自苹果21年发布m1芯片以来(Mac mini m1使用简单体验(编程、游戏、深度学习)已经过去了3年多,这些年MAC跑LLM已经很成熟了,凭借着ollama和LM Studio还有其他一些各种工具的支持,mac跑大模型门槛有手就行。
而且内存给上去,比如128g的macbook,跑70B的llama还是有点使用场景。
AI PC我理解就是个人电脑可以通过电脑硬件自带的算力跑起AI大模型,不需要联网云端,而且更进一步可以和系统集成,通过AI提升工作效率。不过要跑起来重要的还是要有算力,mac的算力虽然没有老黄的显卡算力高,但是胜在有统一内存(内存比显存便宜),在某些方面带宽要高(需要多卡场景的70B模型,而mac不需要),两者的性能差距也不会太大:
from https://www.hardware-corner.net/guides/mac-for-large-language-models/
除了mac,我们看看今年出了哪些更牛逼的AI PC,。

§ **数据列表**

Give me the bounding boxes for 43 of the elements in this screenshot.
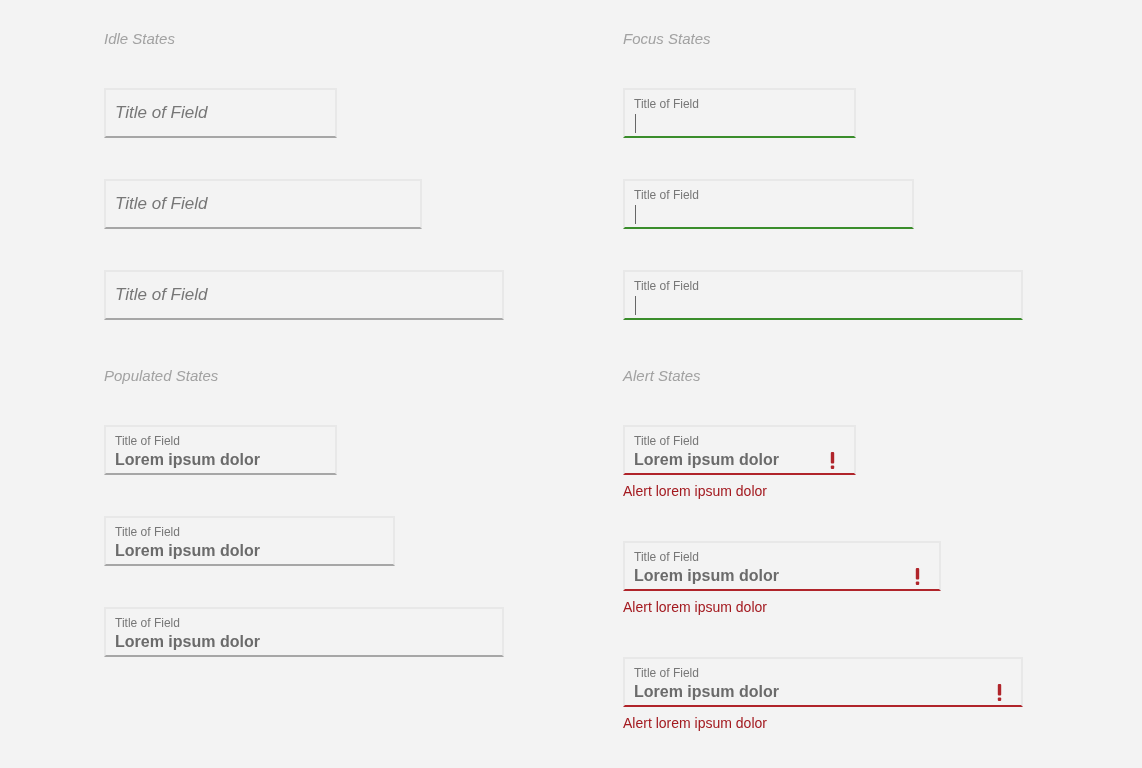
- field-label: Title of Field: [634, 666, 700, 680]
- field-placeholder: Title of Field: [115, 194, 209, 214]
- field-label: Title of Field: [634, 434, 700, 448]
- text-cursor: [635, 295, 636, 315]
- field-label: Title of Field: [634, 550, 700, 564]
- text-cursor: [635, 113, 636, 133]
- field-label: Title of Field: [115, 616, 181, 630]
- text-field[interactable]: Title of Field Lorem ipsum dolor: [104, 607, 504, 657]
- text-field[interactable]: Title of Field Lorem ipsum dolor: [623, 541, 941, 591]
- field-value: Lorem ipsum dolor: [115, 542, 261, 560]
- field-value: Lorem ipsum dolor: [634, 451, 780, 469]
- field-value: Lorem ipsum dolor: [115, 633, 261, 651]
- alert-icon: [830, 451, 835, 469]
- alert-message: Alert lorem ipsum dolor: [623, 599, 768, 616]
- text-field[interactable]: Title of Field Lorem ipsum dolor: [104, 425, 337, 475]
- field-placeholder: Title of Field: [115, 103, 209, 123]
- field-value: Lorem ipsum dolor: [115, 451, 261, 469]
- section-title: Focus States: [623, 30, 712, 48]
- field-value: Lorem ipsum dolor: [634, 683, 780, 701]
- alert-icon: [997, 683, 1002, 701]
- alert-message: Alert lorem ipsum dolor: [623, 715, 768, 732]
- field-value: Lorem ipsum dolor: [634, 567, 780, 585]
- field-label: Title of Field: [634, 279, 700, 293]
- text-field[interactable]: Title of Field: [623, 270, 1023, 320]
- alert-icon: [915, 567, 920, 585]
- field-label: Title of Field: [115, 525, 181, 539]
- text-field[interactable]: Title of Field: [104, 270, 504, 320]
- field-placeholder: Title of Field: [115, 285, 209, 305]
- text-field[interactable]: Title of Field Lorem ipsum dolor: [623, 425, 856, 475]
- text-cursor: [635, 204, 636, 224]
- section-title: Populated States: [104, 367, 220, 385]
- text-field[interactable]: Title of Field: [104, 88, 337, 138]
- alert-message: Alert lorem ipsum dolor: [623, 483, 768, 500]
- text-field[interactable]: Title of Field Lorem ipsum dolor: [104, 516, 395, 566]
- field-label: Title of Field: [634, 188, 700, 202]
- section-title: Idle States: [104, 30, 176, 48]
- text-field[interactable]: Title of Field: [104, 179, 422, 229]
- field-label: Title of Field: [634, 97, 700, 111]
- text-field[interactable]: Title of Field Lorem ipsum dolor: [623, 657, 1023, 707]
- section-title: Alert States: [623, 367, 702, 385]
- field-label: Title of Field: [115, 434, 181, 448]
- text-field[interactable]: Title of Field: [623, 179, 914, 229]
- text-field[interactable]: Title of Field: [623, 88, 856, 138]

§ **练习任务**
A. 请返回这篇关于在Mac上运行大模型的文章中从"而且内存给上去,比如128g"到"除了mac,我们看看今年出了哪些更牛逼的AI PC,。"的原文。
B. 根据这篇关于在Mac上运行大模型的文章,回答下列问题:
(i) 文中举出了哪两个支持在Mac上运行大模型的工具?
(ii) 文中以多大内存的MacBook为例,说明跑70B的llama还有使用场景?
(iii) 文中说Mac的算力虽然不如显卡,但胜在拥有哪种内存?

§ **参考答案**
A.
而且内存给上去,比如128g的macbook,跑70B的llama还是有点使用场景。
AI PC我理解就是个人电脑可以通过电脑硬件自带的算力跑起AI大模型,不需要联网云端,而且更进一步可以和系统集成,通过AI提升工作效率。不过要跑起来重要的还是要有算力,mac的算力虽然没有老黄的显卡算力高,但是胜在有统一内存(内存比显存便宜),在某些方面带宽要高(需要多卡场景的70B模型,而mac不需要),两者的性能差距也不会太大:
from https://www.hardware-corner.net/guides/mac-for-large-language-models/
除了mac,我们看看今年出了哪些更牛逼的AI PC,。

B.
(i) ollama和LM Studio。
(ii) 128g内存的MacBook。
(iii) 统一内存。